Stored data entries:
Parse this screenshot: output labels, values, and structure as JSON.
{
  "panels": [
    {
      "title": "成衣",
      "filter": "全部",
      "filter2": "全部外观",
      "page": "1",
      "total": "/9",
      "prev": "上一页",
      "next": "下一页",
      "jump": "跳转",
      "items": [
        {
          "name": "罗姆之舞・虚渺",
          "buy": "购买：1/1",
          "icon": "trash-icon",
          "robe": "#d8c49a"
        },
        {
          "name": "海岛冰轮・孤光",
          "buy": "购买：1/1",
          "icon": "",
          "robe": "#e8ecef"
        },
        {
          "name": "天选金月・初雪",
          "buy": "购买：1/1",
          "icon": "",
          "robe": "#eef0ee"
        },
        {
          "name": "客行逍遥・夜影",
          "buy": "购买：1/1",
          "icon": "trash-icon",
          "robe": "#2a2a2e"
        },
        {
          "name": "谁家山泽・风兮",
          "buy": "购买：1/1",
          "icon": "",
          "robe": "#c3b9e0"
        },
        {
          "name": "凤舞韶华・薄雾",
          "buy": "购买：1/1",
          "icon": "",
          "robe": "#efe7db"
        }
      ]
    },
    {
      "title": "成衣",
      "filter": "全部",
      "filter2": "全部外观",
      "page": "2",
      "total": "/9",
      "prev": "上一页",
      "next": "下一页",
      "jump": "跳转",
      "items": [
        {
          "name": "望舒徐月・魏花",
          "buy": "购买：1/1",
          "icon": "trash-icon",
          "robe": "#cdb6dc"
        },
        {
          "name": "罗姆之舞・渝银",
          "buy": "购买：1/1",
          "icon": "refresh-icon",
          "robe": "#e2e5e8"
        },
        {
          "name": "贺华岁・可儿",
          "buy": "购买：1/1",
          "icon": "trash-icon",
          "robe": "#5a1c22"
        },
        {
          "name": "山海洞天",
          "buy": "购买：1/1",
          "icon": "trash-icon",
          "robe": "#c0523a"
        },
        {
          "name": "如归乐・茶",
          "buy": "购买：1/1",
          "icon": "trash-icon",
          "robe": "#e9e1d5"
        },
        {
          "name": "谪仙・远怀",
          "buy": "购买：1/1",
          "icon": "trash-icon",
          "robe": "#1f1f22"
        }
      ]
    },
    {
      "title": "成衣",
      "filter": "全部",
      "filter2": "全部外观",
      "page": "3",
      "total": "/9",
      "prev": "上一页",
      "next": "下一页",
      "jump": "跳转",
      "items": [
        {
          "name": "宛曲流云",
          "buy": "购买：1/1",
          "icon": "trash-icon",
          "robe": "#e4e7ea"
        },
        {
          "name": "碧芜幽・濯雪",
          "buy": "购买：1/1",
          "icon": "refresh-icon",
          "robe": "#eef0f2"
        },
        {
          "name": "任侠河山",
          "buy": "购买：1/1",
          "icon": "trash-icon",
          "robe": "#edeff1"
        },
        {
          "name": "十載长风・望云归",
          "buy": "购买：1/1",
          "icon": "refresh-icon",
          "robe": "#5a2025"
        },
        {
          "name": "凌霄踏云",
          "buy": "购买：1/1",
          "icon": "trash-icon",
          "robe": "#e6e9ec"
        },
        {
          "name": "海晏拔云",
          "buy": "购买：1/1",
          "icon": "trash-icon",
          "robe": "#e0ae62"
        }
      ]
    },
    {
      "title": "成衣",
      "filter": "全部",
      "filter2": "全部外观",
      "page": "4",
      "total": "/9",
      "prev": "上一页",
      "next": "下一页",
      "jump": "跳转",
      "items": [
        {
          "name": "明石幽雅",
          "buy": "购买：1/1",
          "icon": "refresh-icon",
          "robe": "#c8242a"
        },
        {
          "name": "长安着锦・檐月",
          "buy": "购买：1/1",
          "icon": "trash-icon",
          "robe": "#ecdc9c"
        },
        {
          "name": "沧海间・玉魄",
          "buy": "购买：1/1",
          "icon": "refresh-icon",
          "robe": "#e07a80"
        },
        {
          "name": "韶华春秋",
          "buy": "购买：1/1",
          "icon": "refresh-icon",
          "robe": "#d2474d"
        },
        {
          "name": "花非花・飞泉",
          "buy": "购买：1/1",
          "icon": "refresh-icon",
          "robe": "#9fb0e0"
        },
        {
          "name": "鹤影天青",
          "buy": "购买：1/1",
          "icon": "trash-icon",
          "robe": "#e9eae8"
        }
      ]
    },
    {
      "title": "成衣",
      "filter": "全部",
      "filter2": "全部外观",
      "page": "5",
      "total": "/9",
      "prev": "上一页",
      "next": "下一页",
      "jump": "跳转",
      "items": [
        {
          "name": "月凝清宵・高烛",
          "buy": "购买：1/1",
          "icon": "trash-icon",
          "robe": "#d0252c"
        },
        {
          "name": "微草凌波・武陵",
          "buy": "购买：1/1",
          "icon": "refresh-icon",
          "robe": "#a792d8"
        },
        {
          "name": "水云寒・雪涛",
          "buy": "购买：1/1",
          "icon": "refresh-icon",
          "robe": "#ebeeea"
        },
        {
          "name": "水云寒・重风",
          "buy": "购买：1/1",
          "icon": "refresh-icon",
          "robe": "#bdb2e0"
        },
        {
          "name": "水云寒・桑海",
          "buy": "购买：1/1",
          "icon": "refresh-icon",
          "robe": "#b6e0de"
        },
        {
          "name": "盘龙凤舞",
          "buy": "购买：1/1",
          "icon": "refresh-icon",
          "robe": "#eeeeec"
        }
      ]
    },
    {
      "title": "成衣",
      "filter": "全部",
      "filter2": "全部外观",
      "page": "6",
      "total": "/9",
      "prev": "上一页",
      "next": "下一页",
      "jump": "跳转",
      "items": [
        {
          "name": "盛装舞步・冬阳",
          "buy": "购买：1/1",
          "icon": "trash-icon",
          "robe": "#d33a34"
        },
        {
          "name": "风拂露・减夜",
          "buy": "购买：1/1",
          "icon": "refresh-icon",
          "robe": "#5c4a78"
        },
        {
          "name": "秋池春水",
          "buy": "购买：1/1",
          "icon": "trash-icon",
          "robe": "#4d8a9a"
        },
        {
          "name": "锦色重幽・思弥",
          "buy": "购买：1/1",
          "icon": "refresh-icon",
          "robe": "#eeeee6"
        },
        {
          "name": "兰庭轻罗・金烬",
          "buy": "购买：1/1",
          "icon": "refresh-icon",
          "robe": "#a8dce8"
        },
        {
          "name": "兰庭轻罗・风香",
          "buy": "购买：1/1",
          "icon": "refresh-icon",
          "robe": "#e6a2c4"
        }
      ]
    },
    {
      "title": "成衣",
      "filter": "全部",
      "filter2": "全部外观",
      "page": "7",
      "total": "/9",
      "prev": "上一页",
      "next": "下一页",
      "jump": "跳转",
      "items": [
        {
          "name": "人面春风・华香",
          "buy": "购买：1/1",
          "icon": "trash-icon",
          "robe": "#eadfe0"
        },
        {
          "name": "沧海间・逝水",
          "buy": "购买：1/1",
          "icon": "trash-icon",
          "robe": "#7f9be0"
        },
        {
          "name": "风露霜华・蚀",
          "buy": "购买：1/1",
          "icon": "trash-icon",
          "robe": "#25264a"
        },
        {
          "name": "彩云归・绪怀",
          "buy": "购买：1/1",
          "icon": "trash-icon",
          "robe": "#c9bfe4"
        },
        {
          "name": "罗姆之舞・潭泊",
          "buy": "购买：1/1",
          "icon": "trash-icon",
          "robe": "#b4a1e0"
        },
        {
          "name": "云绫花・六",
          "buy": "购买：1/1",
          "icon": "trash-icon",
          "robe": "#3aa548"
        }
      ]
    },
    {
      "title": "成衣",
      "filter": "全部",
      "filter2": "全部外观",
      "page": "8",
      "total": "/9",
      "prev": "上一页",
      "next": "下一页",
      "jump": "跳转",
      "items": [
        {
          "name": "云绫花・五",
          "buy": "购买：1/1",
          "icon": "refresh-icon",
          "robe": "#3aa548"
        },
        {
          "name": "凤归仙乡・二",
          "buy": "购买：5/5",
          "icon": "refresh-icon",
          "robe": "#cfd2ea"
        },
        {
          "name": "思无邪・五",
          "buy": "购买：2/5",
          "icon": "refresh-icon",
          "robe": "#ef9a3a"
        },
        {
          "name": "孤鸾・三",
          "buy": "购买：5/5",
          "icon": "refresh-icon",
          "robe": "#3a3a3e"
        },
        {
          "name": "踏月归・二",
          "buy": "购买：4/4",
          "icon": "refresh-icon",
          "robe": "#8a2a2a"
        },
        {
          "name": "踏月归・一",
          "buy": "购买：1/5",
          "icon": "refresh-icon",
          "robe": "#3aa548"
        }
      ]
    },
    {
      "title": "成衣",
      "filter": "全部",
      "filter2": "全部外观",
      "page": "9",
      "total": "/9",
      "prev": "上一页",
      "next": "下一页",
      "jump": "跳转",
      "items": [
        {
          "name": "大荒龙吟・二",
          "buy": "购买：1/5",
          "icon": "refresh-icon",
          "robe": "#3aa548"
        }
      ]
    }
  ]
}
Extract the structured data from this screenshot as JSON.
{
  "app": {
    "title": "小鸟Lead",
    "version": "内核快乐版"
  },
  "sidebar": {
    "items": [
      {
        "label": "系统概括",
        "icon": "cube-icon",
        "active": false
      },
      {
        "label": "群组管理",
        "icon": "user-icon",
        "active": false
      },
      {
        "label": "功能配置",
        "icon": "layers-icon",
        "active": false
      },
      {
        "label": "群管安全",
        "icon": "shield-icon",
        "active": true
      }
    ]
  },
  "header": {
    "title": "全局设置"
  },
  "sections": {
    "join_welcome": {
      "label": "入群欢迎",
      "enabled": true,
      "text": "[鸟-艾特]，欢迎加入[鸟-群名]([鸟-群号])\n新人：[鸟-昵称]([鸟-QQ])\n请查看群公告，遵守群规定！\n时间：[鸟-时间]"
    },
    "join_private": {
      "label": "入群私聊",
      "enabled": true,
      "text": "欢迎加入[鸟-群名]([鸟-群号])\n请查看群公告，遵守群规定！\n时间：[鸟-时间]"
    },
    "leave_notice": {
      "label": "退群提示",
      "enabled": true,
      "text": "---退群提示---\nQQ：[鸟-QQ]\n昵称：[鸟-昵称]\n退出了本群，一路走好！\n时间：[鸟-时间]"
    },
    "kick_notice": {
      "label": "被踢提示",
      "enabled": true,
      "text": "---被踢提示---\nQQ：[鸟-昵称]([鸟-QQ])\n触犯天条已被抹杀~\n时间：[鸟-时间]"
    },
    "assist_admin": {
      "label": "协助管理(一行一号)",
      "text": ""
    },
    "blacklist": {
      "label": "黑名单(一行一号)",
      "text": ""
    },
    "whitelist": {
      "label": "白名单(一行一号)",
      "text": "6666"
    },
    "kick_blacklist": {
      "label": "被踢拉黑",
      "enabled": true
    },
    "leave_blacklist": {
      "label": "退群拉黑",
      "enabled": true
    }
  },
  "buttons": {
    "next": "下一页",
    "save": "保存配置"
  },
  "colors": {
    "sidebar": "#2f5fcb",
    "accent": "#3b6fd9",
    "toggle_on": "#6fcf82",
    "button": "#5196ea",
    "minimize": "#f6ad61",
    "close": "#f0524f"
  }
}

* [WHAT YOU ARE ASKED TO DO]
Copy out every line in the entries above that holds "遵守群规定".

* [REPLY]
      "text": "[鸟-艾特]，欢迎加入[鸟-群名]([鸟-群号])\n新人：[鸟-昵称]([鸟-QQ])\n请查看群公告，遵守群规定！\n时间：[鸟-时间]"
      "text": "欢迎加入[鸟-群名]([鸟-群号])\n请查看群公告，遵守群规定！\n时间：[鸟-时间]"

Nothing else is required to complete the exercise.